• **Task to complete**
Collect the lines of the entries where "name" shows up.

>> BEGIN Given data

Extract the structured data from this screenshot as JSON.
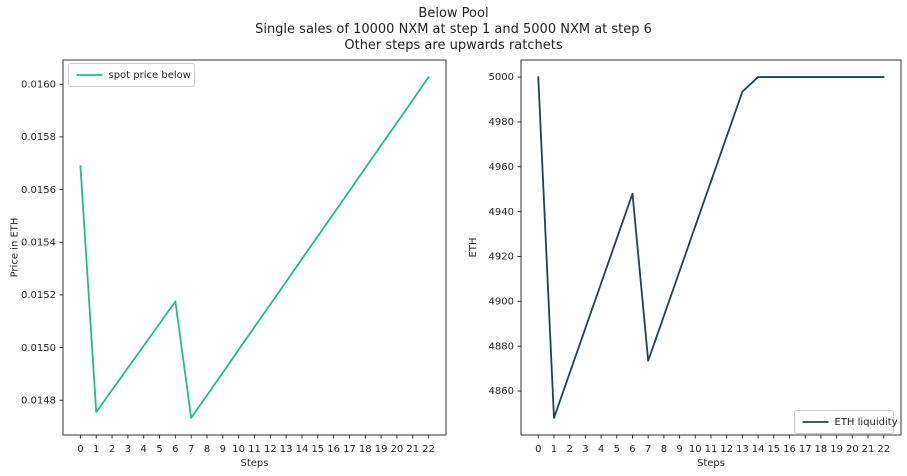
{
  "title": {
    "line1": "Below Pool",
    "line2": "Single sales of 10000 NXM at step 1 and 5000 NXM at step 6",
    "line3": "Other steps are upwards ratchets"
  },
  "chart_data": [
    {
      "type": "line",
      "xlabel": "Steps",
      "ylabel": "Price in ETH",
      "x": [
        0,
        1,
        2,
        3,
        4,
        5,
        6,
        7,
        8,
        9,
        10,
        11,
        12,
        13,
        14,
        15,
        16,
        17,
        18,
        19,
        20,
        21,
        22
      ],
      "series": [
        {
          "name": "spot price below",
          "color": "#20bd8e",
          "values": [
            0.01569,
            0.014755,
            0.014839,
            0.014923,
            0.015007,
            0.015091,
            0.015175,
            0.014733,
            0.014819,
            0.014905,
            0.014992,
            0.015078,
            0.015164,
            0.01525,
            0.015337,
            0.015423,
            0.015509,
            0.015595,
            0.015682,
            0.015768,
            0.015854,
            0.01594,
            0.016027
          ]
        }
      ],
      "xlim": [
        -1.1,
        23.1
      ],
      "ylim": [
        0.014668,
        0.016092
      ],
      "xaxis": {
        "ticks": [
          0,
          1,
          2,
          3,
          4,
          5,
          6,
          7,
          8,
          9,
          10,
          11,
          12,
          13,
          14,
          15,
          16,
          17,
          18,
          19,
          20,
          21,
          22
        ],
        "tick_labels": [
          "0",
          "1",
          "2",
          "3",
          "4",
          "5",
          "6",
          "7",
          "8",
          "9",
          "10",
          "11",
          "12",
          "13",
          "14",
          "15",
          "16",
          "17",
          "18",
          "19",
          "20",
          "21",
          "22"
        ]
      },
      "yaxis": {
        "ticks": [
          0.0148,
          0.015,
          0.0152,
          0.0154,
          0.0156,
          0.0158,
          0.016
        ],
        "tick_labels": [
          "0.0148",
          "0.0150",
          "0.0152",
          "0.0154",
          "0.0156",
          "0.0158",
          "0.0160"
        ]
      },
      "legend": {
        "label": "spot price below",
        "position": "upper left"
      },
      "grid": false
    },
    {
      "type": "line",
      "xlabel": "Steps",
      "ylabel": "ETH",
      "x": [
        0,
        1,
        2,
        3,
        4,
        5,
        6,
        7,
        8,
        9,
        10,
        11,
        12,
        13,
        14,
        15,
        16,
        17,
        18,
        19,
        20,
        21,
        22
      ],
      "series": [
        {
          "name": "ETH liquidity",
          "color": "#1f4254",
          "values": [
            5000,
            4848,
            4868,
            4888,
            4908,
            4928,
            4948,
            4873.5,
            4893.5,
            4913.5,
            4933.5,
            4953.5,
            4973.5,
            4993.5,
            5000,
            5000,
            5000,
            5000,
            5000,
            5000,
            5000,
            5000,
            5000
          ]
        }
      ],
      "xlim": [
        -1.1,
        23.1
      ],
      "ylim": [
        4840.4,
        5007.6
      ],
      "xaxis": {
        "ticks": [
          0,
          1,
          2,
          3,
          4,
          5,
          6,
          7,
          8,
          9,
          10,
          11,
          12,
          13,
          14,
          15,
          16,
          17,
          18,
          19,
          20,
          21,
          22
        ],
        "tick_labels": [
          "0",
          "1",
          "2",
          "3",
          "4",
          "5",
          "6",
          "7",
          "8",
          "9",
          "10",
          "11",
          "12",
          "13",
          "14",
          "15",
          "16",
          "17",
          "18",
          "19",
          "20",
          "21",
          "22"
        ]
      },
      "yaxis": {
        "ticks": [
          4860,
          4880,
          4900,
          4920,
          4940,
          4960,
          4980,
          5000
        ],
        "tick_labels": [
          "4860",
          "4880",
          "4900",
          "4920",
          "4940",
          "4960",
          "4980",
          "5000"
        ]
      },
      "legend": {
        "label": "ETH liquidity",
        "position": "lower right"
      },
      "grid": false
    }
  ],
  "colors": {
    "spot_price_line": "#20bd8e",
    "eth_liquidity_line": "#1f4254",
    "axis": "#333333",
    "text": "#1f1f1f",
    "legend_border": "#cccccc"
  }
}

>> END Given data

• **Exercise result**
          "name": "spot price below",
          "name": "ETH liquidity",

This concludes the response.